CHALLENGE> Word for word, set down the records and skip each picture.

[Items from a dataset]
• • • • •

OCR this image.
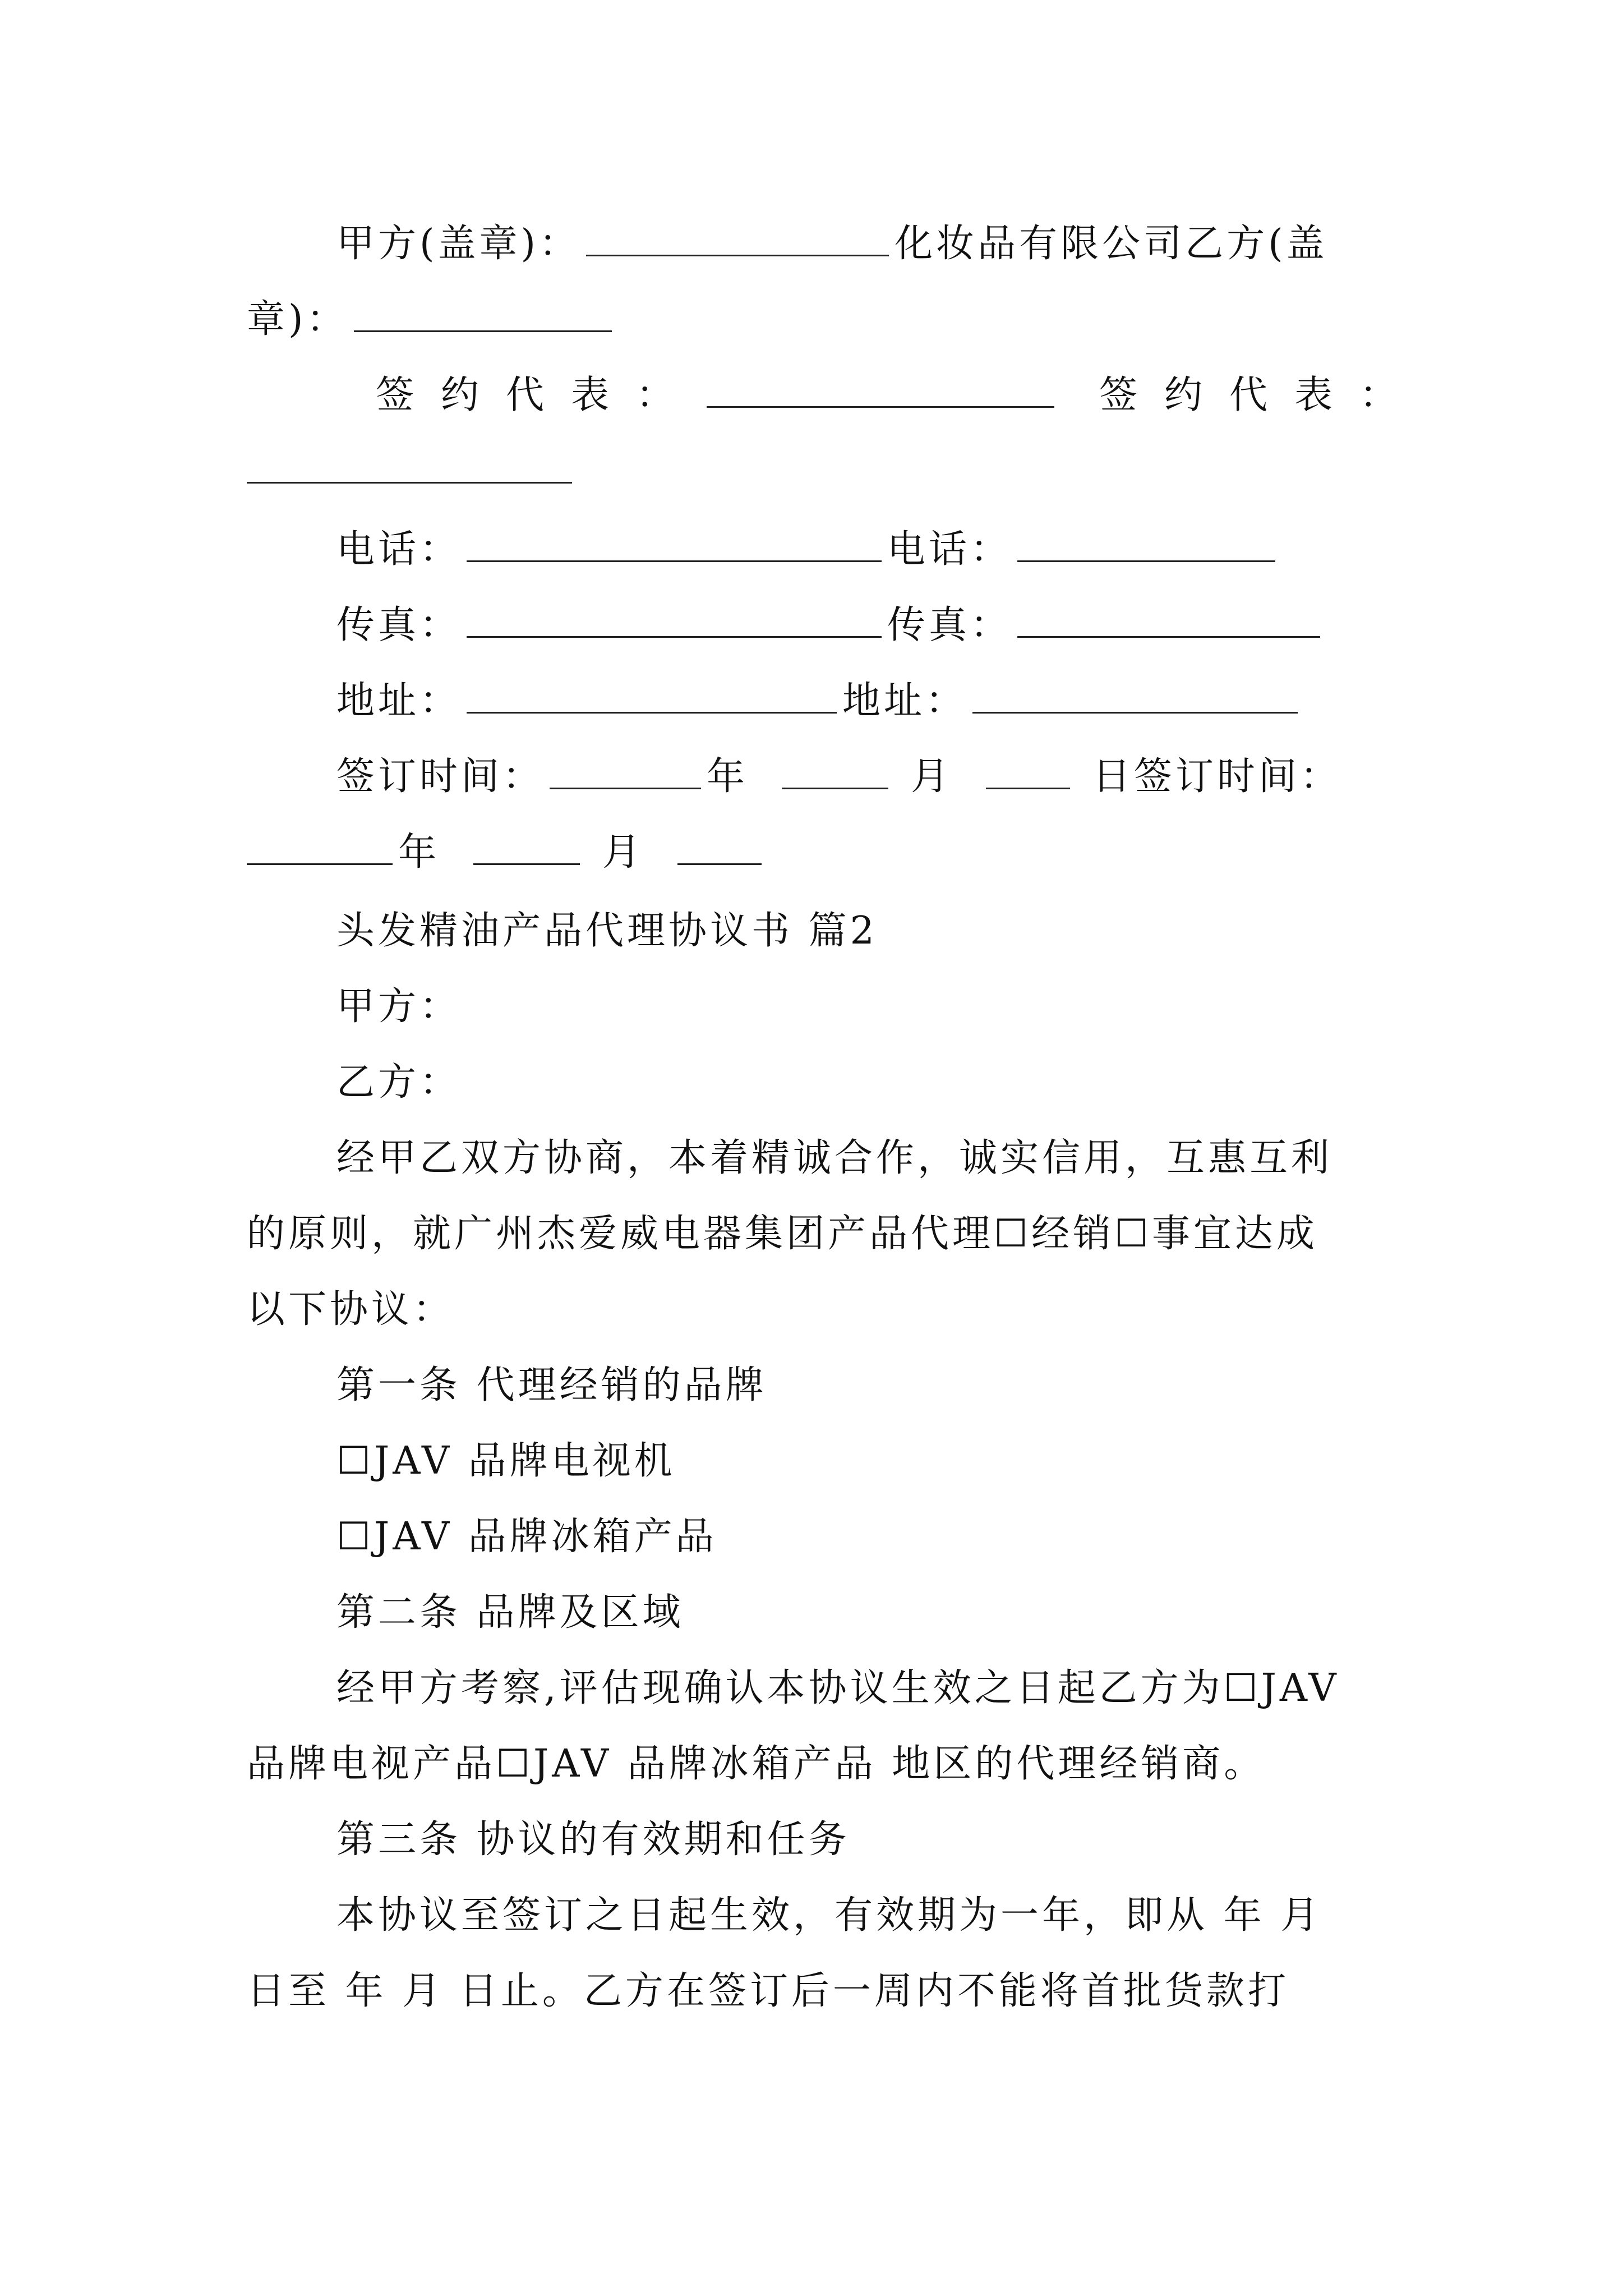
甲方(盖章)：	化妆品有限公司乙方(盖
章)：
签约代表：	签约代表：
电话：	电话：
传真：	传真：
地址：	地址：
签订时间：	年	月	日签订时间：
年	月
头发精油产品代理协议书 篇2
甲方：
乙方：
经甲乙双方协商，本着精诚合作，诚实信用，互惠互利
的原则，就广州杰爱威电器集团产品代理☐经销☐事宜达成
以下协议：
第一条 代理经销的品牌
☐JAV 品牌电视机
☐JAV 品牌冰箱产品
第二条 品牌及区域
经甲方考察,评估现确认本协议生效之日起乙方为☐JAV
品牌电视产品☐JAV 品牌冰箱产品 地区的代理经销商。
第三条 协议的有效期和任务
本协议至签订之日起生效，有效期为一年，即从 年 月
日至 年 月 日止。乙方在签订后一周内不能将首批货款打
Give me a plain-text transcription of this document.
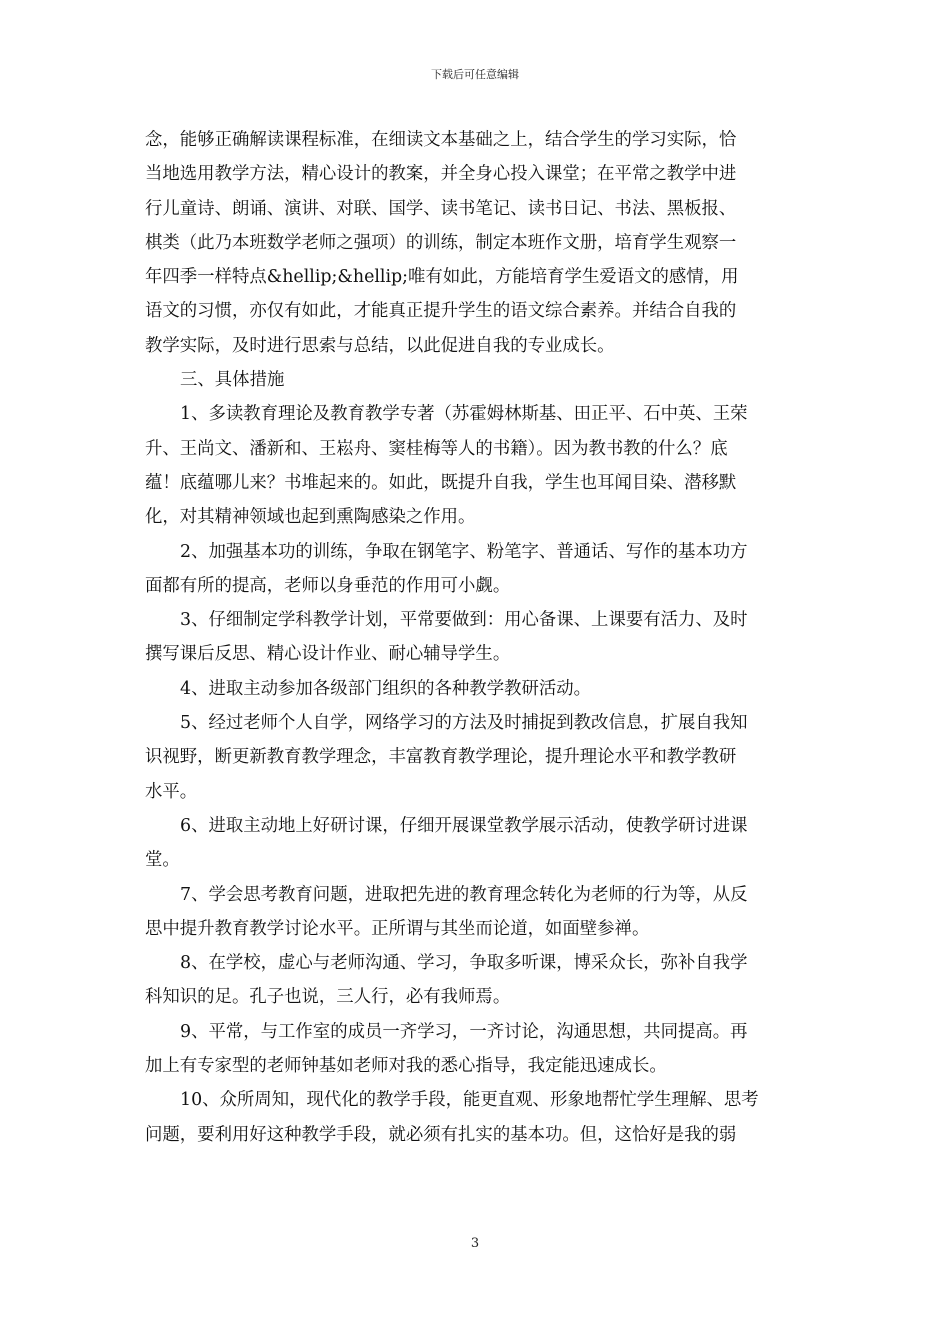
下载后可任意编辑
念，能够正确解读课程标准，在细读文本基础之上，结合学生的学习实际，恰
当地选用教学方法，精心设计的教案，并全身心投入课堂；在平常之教学中进
行儿童诗、朗诵、演讲、对联、国学、读书笔记、读书日记、书法、黑板报、
棋类（此乃本班数学老师之强项）的训练，制定本班作文册，培育学生观察一
年四季一样特点&hellip;&hellip;唯有如此，方能培育学生爱语文的感情，用
语文的习惯，亦仅有如此，才能真正提升学生的语文综合素养。并结合自我的
教学实际，及时进行思索与总结，以此促进自我的专业成长。
三、具体措施
1、多读教育理论及教育教学专著（苏霍姆林斯基、田正平、石中英、王荣
升、王尚文、潘新和、王崧舟、窦桂梅等人的书籍）。因为教书教的什么？底
蕴！底蕴哪儿来？书堆起来的。如此，既提升自我，学生也耳闻目染、潜移默
化，对其精神领域也起到熏陶感染之作用。
2、加强基本功的训练，争取在钢笔字、粉笔字、普通话、写作的基本功方
面都有所的提高，老师以身垂范的作用可小觑。
3、仔细制定学科教学计划，平常要做到：用心备课、上课要有活力、及时
撰写课后反思、精心设计作业、耐心辅导学生。
4、进取主动参加各级部门组织的各种教学教研活动。
5、经过老师个人自学，网络学习的方法及时捕捉到教改信息，扩展自我知
识视野，断更新教育教学理念，丰富教育教学理论，提升理论水平和教学教研
水平。
6、进取主动地上好研讨课，仔细开展课堂教学展示活动，使教学研讨进课
堂。
7、学会思考教育问题，进取把先进的教育理念转化为老师的行为等，从反
思中提升教育教学讨论水平。正所谓与其坐而论道，如面壁参禅。
8、在学校，虚心与老师沟通、学习，争取多听课，博采众长，弥补自我学
科知识的足。孔子也说，三人行，必有我师焉。
9、平常，与工作室的成员一齐学习，一齐讨论，沟通思想，共同提高。再
加上有专家型的老师钟基如老师对我的悉心指导，我定能迅速成长。
10、众所周知，现代化的教学手段，能更直观、形象地帮忙学生理解、思考
问题，要利用好这种教学手段，就必须有扎实的基本功。但，这恰好是我的弱
3
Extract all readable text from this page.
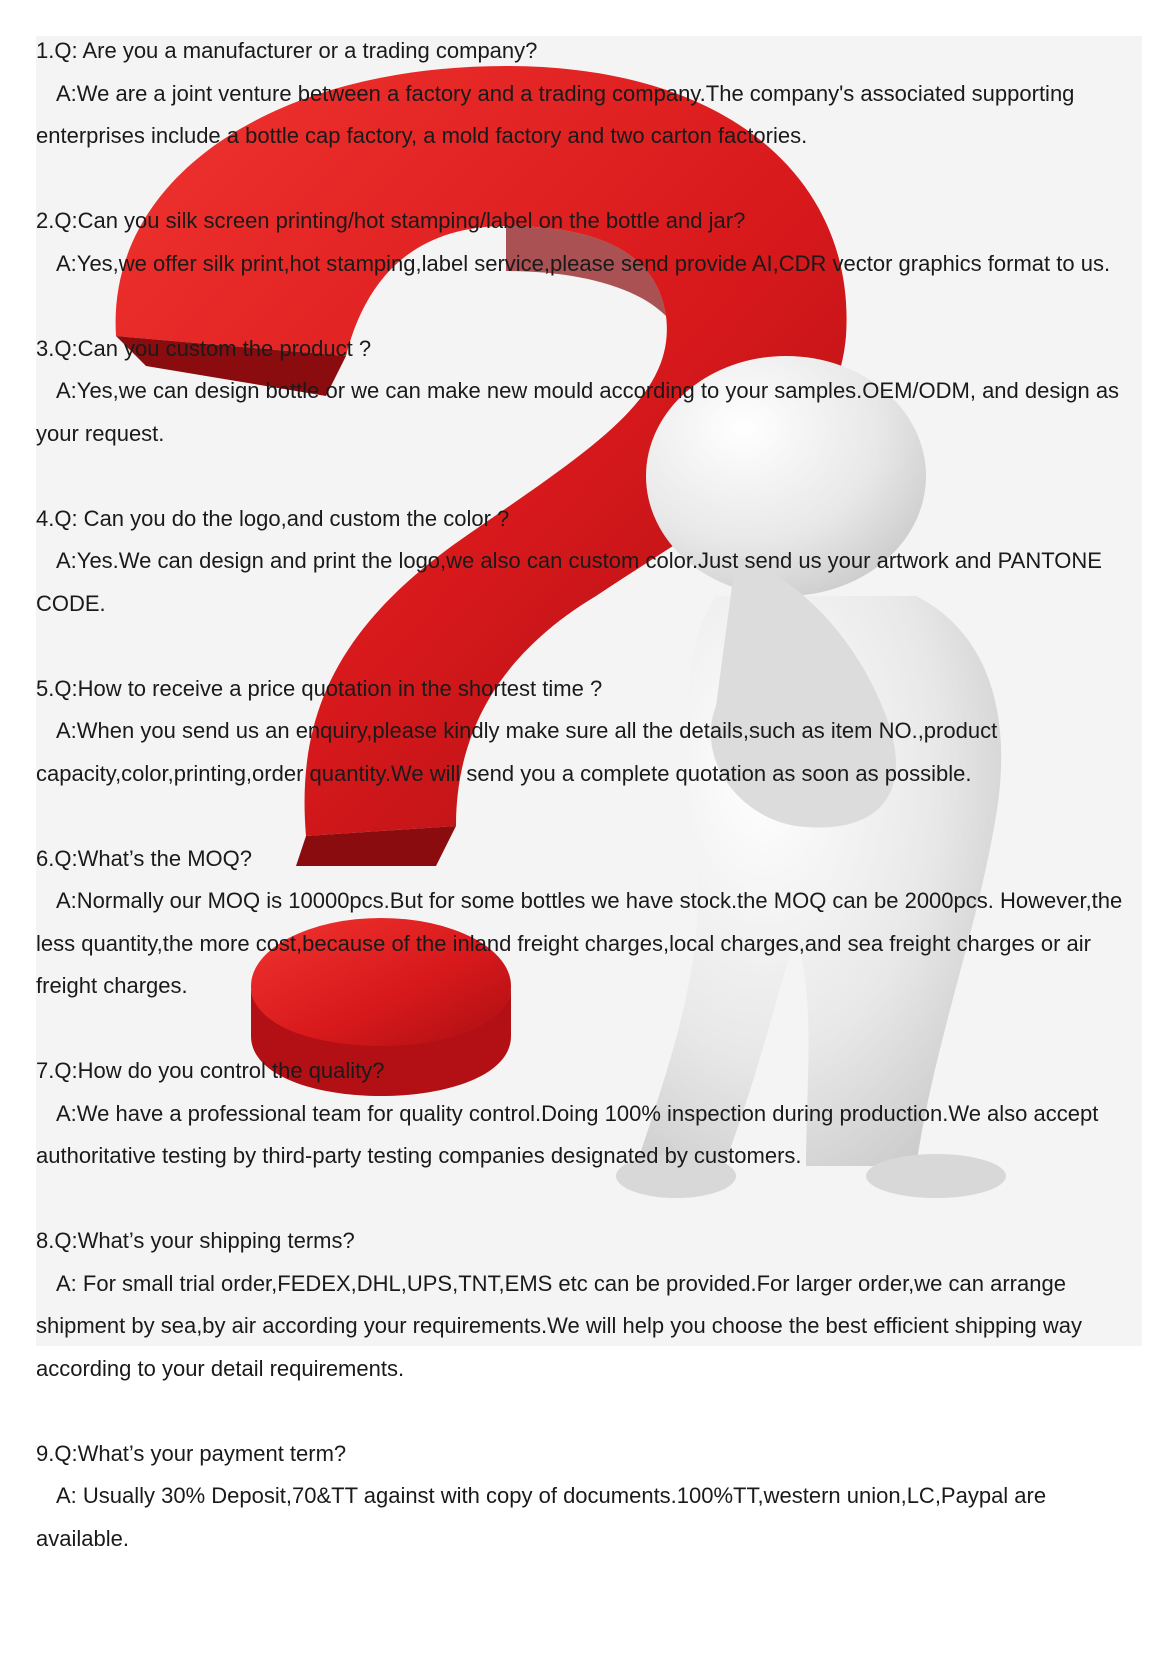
1.Q: Are you a manufacturer or a trading company?

A:We are a joint venture between a factory and a trading company.The company's associated supporting enterprises include a bottle cap factory, a mold factory and two carton factories.

2.Q:Can you silk screen printing/hot stamping/label on the bottle and jar?

A:Yes,we offer silk print,hot stamping,label service,please send provide AI,CDR vector graphics format to us.

3.Q:Can you custom the product ?

A:Yes,we can design bottle or we can make new mould according to your samples.OEM/ODM, and design as your request.

4.Q: Can you do the logo,and custom the color ?

A:Yes.We can design and print the logo,we also can custom color.Just send us your artwork and PANTONE CODE.

5.Q:How to receive a price quotation in the shortest time ?

A:When you send us an enquiry,please kindly make sure all the details,such as item NO.,product capacity,color,printing,order quantity.We will send you a complete quotation as soon as possible.

6.Q:What’s the MOQ?

A:Normally our MOQ is 10000pcs.But for some bottles we have stock.the MOQ can be 2000pcs. However,the less quantity,the more cost,because of the inland freight charges,local charges,and sea freight charges or air freight charges.

7.Q:How do you control the quality?

A:We have a professional team for quality control.Doing 100% inspection during production.We also accept authoritative testing by third-party testing companies designated by customers.

8.Q:What’s your shipping terms?

A: For small trial order,FEDEX,DHL,UPS,TNT,EMS etc can be provided.For larger order,we can arrange shipment by sea,by air according your requirements.We will help you choose the best efficient shipping way according to your detail requirements.

9.Q:What’s your payment term?

A: Usually 30% Deposit,70&TT against with copy of documents.100%TT,western union,LC,Paypal are available.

• • • • •

EXPECTED ANSWER>
OCR this image.
甲方(盖章)：	化妆品有限公司乙方(盖
章)：
签约代表：	签约代表：
电话：	电话：
传真：	传真：
地址：	地址：
签订时间：	年	月	日签订时间：
年	月
头发精油产品代理协议书 篇2
甲方：
乙方：
经甲乙双方协商，本着精诚合作，诚实信用，互惠互利
的原则，就广州杰爱威电器集团产品代理☐经销☐事宜达成
以下协议：
第一条 代理经销的品牌
☐JAV 品牌电视机
☐JAV 品牌冰箱产品
第二条 品牌及区域
经甲方考察,评估现确认本协议生效之日起乙方为☐JAV
品牌电视产品☐JAV 品牌冰箱产品 地区的代理经销商。
第三条 协议的有效期和任务
本协议至签订之日起生效，有效期为一年，即从 年 月
日至 年 月 日止。乙方在签订后一周内不能将首批货款打
Give me a plain-text transcription of this document.
下载后可任意编辑
念，能够正确解读课程标准，在细读文本基础之上，结合学生的学习实际，恰
当地选用教学方法，精心设计的教案，并全身心投入课堂；在平常之教学中进
行儿童诗、朗诵、演讲、对联、国学、读书笔记、读书日记、书法、黑板报、
棋类（此乃本班数学老师之强项）的训练，制定本班作文册，培育学生观察一
年四季一样特点&hellip;&hellip;唯有如此，方能培育学生爱语文的感情，用
语文的习惯，亦仅有如此，才能真正提升学生的语文综合素养。并结合自我的
教学实际，及时进行思索与总结，以此促进自我的专业成长。
三、具体措施
1、多读教育理论及教育教学专著（苏霍姆林斯基、田正平、石中英、王荣
升、王尚文、潘新和、王崧舟、窦桂梅等人的书籍）。因为教书教的什么？底
蕴！底蕴哪儿来？书堆起来的。如此，既提升自我，学生也耳闻目染、潜移默
化，对其精神领域也起到熏陶感染之作用。
2、加强基本功的训练，争取在钢笔字、粉笔字、普通话、写作的基本功方
面都有所的提高，老师以身垂范的作用可小觑。
3、仔细制定学科教学计划，平常要做到：用心备课、上课要有活力、及时
撰写课后反思、精心设计作业、耐心辅导学生。
4、进取主动参加各级部门组织的各种教学教研活动。
5、经过老师个人自学，网络学习的方法及时捕捉到教改信息，扩展自我知
识视野，断更新教育教学理念，丰富教育教学理论，提升理论水平和教学教研
水平。
6、进取主动地上好研讨课，仔细开展课堂教学展示活动，使教学研讨进课
堂。
7、学会思考教育问题，进取把先进的教育理念转化为老师的行为等，从反
思中提升教育教学讨论水平。正所谓与其坐而论道，如面壁参禅。
8、在学校，虚心与老师沟通、学习，争取多听课，博采众长，弥补自我学
科知识的足。孔子也说，三人行，必有我师焉。
9、平常，与工作室的成员一齐学习，一齐讨论，沟通思想，共同提高。再
加上有专家型的老师钟基如老师对我的悉心指导，我定能迅速成长。
10、众所周知，现代化的教学手段，能更直观、形象地帮忙学生理解、思考
问题，要利用好这种教学手段，就必须有扎实的基本功。但，这恰好是我的弱
3
Extract all readable text from this page.
1.Q: Are you a manufacturer or a trading company?

A:We are a joint venture between a factory and a trading company.The company's associated supporting enterprises include a bottle cap factory, a mold factory and two carton factories.

2.Q:Can you silk screen printing/hot stamping/label on the bottle and jar?

A:Yes,we offer silk print,hot stamping,label service,please send provide AI,CDR vector graphics format to us.

3.Q:Can you custom the product ?

A:Yes,we can design bottle or we can make new mould according to your samples.OEM/ODM, and design as your request.

4.Q: Can you do the logo,and custom the color ?

A:Yes.We can design and print the logo,we also can custom color.Just send us your artwork and PANTONE CODE.

5.Q:How to receive a price quotation in the shortest time ?

A:When you send us an enquiry,please kindly make sure all the details,such as item NO.,product capacity,color,printing,order quantity.We will send you a complete quotation as soon as possible.

6.Q:What’s the MOQ?

A:Normally our MOQ is 10000pcs.But for some bottles we have stock.the MOQ can be 2000pcs. However,the less quantity,the more cost,because of the inland freight charges,local charges,and sea freight charges or air freight charges.

7.Q:How do you control the quality?

A:We have a professional team for quality control.Doing 100% inspection during production.We also accept authoritative testing by third-party testing companies designated by customers.

8.Q:What’s your shipping terms?

A: For small trial order,FEDEX,DHL,UPS,TNT,EMS etc can be provided.For larger order,we can arrange shipment by sea,by air according your requirements.We will help you choose the best efficient shipping way according to your detail requirements.

9.Q:What’s your payment term?

A: Usually 30% Deposit,70&TT against with copy of documents.100%TT,western union,LC,Paypal are available.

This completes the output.